- Problem description: Format the lines that start with the one containing "x-tick-label: 2Q <box>447 395 467 410</box>" and end with the one containing "bar <box>118 209 140 322</box>" as a numbered list, skipping any blank lines.
--------------------------------
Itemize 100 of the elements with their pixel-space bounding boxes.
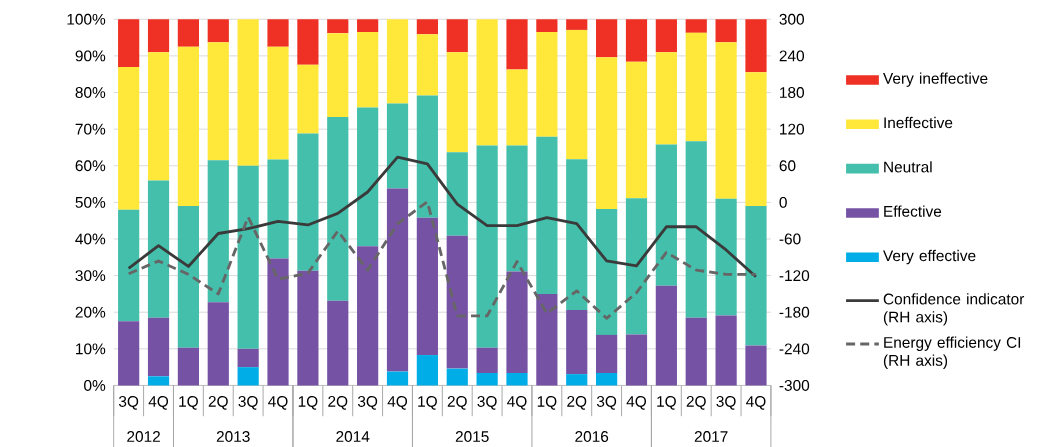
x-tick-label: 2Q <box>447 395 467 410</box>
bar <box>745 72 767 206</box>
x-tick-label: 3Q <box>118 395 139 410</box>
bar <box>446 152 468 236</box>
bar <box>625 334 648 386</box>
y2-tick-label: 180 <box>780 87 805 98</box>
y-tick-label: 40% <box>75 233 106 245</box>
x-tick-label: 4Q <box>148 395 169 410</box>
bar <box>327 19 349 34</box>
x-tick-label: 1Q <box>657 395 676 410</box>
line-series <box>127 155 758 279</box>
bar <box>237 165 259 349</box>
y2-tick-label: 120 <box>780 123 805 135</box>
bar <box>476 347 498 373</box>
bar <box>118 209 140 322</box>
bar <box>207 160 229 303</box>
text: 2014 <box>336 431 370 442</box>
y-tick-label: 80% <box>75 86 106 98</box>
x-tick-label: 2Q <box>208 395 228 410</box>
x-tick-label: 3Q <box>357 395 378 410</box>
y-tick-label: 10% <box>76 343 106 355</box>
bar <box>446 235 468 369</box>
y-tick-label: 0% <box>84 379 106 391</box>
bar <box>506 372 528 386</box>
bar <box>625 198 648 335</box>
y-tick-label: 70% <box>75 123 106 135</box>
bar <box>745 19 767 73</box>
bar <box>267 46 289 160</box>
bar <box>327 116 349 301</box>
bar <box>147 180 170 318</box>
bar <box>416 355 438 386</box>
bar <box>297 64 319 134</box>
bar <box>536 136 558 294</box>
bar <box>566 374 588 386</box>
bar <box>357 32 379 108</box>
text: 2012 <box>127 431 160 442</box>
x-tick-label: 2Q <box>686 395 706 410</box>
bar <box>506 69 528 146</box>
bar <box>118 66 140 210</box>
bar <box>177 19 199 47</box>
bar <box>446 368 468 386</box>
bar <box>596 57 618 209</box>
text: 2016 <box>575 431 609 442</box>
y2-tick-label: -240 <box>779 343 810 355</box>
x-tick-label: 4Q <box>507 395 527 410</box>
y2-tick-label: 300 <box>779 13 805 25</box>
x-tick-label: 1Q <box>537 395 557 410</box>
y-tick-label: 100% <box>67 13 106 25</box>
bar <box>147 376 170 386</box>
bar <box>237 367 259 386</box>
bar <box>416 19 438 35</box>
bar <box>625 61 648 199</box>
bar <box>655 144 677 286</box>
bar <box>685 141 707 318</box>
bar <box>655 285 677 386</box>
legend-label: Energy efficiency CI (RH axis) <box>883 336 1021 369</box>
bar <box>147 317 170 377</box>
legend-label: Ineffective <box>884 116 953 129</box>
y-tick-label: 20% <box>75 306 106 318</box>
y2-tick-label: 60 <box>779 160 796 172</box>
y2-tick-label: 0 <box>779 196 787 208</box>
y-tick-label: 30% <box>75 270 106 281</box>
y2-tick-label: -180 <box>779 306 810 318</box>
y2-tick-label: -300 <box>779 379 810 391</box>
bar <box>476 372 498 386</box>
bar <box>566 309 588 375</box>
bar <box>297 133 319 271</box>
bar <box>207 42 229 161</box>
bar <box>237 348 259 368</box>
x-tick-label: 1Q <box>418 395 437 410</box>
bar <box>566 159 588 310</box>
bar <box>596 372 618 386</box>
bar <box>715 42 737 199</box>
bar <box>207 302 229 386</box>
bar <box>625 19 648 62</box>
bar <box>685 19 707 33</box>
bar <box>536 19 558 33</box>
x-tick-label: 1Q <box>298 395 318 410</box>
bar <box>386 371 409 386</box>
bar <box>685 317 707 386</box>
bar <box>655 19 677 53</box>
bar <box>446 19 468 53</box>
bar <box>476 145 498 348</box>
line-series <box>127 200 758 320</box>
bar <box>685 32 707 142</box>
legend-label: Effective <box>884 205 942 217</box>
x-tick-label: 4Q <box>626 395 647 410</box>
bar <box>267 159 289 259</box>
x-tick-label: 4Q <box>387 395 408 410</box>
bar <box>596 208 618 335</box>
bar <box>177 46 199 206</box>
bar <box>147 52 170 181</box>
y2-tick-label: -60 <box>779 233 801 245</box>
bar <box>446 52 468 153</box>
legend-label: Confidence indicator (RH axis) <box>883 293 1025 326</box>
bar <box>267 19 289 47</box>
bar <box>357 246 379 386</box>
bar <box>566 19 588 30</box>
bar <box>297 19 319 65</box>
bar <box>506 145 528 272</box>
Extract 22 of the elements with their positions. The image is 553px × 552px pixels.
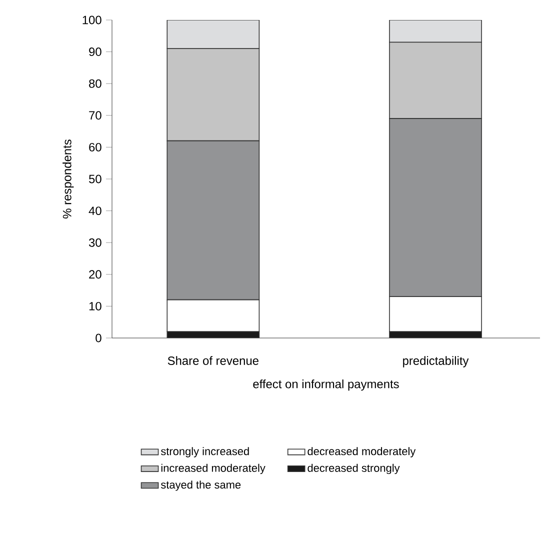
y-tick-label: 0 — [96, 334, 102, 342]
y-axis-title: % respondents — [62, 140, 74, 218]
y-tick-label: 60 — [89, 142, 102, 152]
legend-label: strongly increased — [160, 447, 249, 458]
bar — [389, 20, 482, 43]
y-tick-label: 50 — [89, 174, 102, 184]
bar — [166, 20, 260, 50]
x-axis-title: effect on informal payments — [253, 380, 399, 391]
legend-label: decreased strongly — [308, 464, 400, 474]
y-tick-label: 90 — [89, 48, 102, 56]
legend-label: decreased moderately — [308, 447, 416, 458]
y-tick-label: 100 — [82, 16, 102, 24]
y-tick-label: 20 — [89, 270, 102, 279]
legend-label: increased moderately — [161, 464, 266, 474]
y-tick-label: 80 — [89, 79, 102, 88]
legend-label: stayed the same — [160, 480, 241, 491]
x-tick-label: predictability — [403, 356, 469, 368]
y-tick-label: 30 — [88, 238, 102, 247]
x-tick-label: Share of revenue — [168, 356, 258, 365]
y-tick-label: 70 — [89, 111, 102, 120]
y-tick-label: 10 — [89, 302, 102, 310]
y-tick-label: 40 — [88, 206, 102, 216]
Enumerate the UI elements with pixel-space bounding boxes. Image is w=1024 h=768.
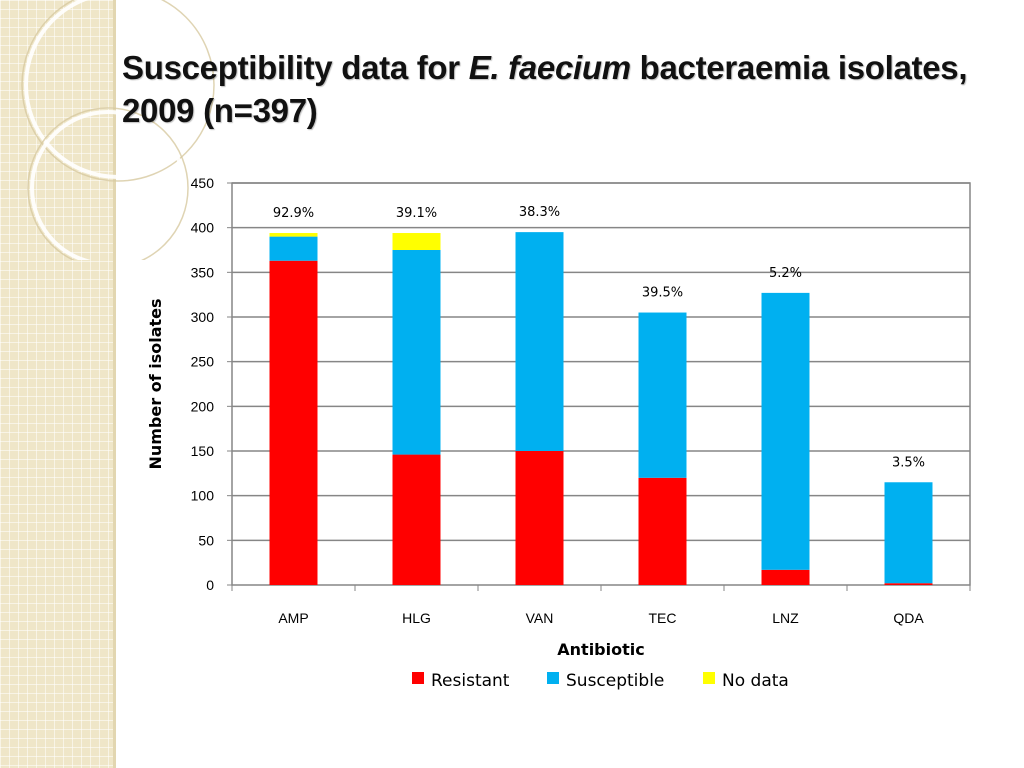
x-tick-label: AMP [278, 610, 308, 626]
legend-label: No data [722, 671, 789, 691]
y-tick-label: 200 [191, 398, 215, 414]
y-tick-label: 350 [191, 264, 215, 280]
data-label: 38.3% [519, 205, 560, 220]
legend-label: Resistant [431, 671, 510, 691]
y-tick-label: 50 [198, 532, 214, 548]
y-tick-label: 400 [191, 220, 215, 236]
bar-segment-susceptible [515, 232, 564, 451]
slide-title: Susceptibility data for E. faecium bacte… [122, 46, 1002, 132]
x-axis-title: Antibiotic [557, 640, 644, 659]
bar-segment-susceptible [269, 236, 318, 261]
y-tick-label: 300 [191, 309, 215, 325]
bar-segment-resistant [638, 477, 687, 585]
--------------------------------
- Solution:
1. x-tick-label: 2Q <box>447 395 467 410</box>
2. bar <box>745 72 767 206</box>
3. x-tick-label: 3Q <box>118 395 139 410</box>
4. bar <box>446 152 468 236</box>
5. bar <box>625 334 648 386</box>
6. y2-tick-label: 180 <box>780 87 805 98</box>
7. y-tick-label: 40% <box>75 233 106 245</box>
8. x-tick-label: 4Q <box>148 395 169 410</box>
9. bar <box>327 19 349 34</box>
10. x-tick-label: 1Q <box>657 395 676 410</box>
11. line-series <box>127 155 758 279</box>
12. bar <box>237 165 259 349</box>
13. y2-tick-label: 120 <box>780 123 805 135</box>
14. bar <box>476 347 498 373</box>
15. bar <box>118 209 140 322</box>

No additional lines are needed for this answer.